### What you need to do:
Gather every line in the records below that contains the word "COIMBATORE".

### Supplied data:
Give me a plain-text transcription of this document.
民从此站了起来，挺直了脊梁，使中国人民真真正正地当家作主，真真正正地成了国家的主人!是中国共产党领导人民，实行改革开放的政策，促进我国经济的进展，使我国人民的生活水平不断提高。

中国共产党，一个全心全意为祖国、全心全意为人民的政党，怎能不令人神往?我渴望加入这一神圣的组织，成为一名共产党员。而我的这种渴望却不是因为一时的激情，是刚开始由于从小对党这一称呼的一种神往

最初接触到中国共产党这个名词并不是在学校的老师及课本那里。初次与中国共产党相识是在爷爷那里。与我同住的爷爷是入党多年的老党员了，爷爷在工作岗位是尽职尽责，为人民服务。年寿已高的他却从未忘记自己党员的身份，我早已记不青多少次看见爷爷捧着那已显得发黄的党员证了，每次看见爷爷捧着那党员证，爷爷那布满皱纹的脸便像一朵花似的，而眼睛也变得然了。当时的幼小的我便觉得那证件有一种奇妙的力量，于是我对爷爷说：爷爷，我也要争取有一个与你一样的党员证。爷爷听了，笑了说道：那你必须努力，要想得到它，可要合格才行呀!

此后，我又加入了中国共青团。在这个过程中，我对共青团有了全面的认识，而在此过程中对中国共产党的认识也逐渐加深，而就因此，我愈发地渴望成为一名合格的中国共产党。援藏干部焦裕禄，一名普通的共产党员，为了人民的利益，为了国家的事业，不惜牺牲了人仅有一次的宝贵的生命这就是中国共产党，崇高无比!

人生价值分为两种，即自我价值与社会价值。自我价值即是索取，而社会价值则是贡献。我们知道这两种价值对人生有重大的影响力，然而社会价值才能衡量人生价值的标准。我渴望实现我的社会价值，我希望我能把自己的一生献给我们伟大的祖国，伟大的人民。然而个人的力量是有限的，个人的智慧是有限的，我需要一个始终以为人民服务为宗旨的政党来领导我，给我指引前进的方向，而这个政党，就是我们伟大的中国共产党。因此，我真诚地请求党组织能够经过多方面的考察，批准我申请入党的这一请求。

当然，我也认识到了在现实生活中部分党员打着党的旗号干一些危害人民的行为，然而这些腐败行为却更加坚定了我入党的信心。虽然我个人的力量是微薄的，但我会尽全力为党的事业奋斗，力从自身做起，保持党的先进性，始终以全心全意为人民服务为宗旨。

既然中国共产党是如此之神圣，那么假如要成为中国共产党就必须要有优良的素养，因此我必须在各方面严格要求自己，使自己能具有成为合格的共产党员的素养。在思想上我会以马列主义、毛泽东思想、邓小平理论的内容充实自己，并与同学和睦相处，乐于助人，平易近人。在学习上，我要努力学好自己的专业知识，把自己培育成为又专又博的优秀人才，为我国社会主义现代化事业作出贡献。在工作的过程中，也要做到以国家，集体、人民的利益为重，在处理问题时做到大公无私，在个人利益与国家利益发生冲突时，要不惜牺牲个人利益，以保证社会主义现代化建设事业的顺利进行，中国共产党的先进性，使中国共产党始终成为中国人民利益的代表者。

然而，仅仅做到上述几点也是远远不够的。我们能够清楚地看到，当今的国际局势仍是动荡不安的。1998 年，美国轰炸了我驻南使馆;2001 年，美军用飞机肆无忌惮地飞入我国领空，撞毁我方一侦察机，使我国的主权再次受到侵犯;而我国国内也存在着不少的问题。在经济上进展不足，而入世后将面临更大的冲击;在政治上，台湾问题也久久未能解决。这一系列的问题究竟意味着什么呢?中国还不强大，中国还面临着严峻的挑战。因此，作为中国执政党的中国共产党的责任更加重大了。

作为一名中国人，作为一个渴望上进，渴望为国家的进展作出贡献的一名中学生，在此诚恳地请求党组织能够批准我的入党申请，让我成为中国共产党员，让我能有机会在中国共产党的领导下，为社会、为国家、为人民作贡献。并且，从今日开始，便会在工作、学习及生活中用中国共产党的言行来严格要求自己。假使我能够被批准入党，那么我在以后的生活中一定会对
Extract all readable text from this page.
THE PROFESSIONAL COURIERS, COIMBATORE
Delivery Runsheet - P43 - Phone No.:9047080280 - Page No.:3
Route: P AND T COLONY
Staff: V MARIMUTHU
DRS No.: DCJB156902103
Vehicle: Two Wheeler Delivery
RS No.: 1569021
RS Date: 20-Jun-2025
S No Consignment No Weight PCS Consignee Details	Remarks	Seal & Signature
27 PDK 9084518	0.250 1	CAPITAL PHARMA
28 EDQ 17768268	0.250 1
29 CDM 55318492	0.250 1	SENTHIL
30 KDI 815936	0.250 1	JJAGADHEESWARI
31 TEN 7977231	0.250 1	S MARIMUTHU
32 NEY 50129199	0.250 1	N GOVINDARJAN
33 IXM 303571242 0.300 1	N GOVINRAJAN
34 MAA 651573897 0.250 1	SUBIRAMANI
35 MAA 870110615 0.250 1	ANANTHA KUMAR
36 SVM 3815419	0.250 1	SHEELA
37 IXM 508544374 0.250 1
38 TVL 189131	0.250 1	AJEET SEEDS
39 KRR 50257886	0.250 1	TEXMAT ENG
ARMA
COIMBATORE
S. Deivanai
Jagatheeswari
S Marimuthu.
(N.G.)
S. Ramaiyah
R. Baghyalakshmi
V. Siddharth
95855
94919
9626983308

### Written solution:
THE PROFESSIONAL COURIERS, COIMBATORE
COIMBATORE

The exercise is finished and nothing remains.